**Provided data**
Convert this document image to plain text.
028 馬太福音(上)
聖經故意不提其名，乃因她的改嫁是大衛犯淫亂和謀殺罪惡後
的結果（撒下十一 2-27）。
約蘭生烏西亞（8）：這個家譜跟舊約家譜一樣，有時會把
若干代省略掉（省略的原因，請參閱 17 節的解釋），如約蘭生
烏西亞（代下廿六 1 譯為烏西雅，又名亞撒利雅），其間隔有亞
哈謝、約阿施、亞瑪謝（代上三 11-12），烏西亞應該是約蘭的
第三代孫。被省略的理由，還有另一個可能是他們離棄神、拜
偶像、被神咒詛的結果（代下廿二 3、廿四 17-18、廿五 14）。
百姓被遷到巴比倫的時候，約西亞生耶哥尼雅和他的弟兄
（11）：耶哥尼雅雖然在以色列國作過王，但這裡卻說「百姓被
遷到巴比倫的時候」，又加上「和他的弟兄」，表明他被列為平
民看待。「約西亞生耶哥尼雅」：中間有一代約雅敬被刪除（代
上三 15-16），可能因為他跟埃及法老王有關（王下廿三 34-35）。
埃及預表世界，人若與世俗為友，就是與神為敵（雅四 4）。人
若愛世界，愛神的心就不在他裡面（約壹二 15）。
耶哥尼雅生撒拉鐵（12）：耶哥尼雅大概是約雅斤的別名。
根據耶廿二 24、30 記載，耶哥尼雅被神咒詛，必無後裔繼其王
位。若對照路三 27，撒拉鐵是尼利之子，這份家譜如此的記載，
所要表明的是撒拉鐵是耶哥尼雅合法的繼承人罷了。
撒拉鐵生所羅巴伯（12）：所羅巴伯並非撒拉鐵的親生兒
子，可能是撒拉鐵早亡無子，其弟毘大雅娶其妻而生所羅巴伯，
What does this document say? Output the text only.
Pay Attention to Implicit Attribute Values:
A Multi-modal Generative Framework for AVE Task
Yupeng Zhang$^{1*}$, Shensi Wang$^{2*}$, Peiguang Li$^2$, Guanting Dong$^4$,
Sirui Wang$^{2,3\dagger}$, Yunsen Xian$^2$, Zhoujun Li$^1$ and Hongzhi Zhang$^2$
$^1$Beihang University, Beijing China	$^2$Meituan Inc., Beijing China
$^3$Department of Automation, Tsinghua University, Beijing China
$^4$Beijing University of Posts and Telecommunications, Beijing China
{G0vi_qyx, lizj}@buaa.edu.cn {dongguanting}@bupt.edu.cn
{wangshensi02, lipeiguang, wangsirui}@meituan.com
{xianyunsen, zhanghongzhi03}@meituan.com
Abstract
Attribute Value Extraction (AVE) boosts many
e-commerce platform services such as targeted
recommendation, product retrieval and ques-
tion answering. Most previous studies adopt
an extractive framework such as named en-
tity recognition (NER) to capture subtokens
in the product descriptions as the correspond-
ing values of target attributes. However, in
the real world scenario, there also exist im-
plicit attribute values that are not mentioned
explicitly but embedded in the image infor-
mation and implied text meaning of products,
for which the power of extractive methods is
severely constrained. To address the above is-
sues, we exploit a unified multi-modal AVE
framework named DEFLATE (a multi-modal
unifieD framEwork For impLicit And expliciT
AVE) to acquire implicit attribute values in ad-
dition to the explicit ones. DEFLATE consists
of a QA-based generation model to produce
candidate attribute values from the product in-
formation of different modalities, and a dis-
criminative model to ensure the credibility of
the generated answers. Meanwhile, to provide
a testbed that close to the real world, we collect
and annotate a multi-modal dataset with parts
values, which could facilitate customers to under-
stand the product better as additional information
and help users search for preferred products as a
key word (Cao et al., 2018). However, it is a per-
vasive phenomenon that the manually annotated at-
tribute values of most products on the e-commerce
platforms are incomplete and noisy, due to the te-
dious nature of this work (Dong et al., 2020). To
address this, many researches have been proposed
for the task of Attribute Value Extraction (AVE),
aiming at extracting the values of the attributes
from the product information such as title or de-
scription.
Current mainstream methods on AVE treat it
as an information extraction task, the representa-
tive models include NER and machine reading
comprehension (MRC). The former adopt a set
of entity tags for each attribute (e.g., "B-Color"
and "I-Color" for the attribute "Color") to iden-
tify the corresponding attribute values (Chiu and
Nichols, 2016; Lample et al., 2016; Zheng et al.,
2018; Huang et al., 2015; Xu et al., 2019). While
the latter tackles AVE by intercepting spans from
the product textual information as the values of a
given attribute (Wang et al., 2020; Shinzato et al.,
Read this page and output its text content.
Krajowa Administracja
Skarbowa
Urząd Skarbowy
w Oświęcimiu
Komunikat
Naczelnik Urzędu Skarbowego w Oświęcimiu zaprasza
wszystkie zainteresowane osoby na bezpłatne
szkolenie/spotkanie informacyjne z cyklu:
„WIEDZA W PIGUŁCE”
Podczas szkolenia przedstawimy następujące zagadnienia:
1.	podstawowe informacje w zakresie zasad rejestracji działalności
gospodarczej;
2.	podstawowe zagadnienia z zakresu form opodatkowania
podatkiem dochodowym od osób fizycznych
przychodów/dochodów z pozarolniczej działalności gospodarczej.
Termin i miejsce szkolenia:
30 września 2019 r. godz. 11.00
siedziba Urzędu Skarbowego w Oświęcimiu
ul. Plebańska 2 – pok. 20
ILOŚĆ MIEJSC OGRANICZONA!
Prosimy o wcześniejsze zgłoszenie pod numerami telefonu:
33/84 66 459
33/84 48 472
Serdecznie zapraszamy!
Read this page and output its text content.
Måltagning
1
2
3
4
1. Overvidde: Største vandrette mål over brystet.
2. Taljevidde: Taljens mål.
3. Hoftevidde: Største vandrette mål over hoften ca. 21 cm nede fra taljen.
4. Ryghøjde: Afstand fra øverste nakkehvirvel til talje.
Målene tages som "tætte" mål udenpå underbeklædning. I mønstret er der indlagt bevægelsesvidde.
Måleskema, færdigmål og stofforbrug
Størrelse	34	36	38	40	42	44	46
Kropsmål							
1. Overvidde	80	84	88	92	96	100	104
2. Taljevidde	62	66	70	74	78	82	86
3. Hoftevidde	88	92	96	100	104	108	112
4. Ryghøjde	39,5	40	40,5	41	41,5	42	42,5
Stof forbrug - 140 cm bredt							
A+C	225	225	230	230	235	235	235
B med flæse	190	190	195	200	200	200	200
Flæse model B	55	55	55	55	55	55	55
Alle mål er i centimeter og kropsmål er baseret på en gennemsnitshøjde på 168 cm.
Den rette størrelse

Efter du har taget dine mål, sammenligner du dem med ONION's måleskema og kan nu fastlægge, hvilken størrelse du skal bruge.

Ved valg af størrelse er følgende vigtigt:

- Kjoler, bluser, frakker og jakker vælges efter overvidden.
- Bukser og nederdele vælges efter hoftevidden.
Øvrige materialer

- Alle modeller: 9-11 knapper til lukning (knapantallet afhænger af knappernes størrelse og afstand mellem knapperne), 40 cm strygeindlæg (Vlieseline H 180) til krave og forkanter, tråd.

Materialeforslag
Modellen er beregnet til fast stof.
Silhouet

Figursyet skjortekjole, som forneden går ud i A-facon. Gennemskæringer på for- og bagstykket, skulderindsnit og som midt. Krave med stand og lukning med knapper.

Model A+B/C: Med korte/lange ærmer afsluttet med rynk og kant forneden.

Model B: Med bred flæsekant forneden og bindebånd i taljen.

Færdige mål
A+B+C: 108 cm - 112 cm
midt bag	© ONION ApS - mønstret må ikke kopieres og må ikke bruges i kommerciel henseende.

**To be done**
Find the string "this" in the listing and return every line that holds it.

**Solution**
Convert this document image to plain text.
What does this document say? Output the text only.
dious nature of this work (Dong et al., 2020). To
address this, many researches have been proposed
Read this page and output its text content.
Read this page and output its text content.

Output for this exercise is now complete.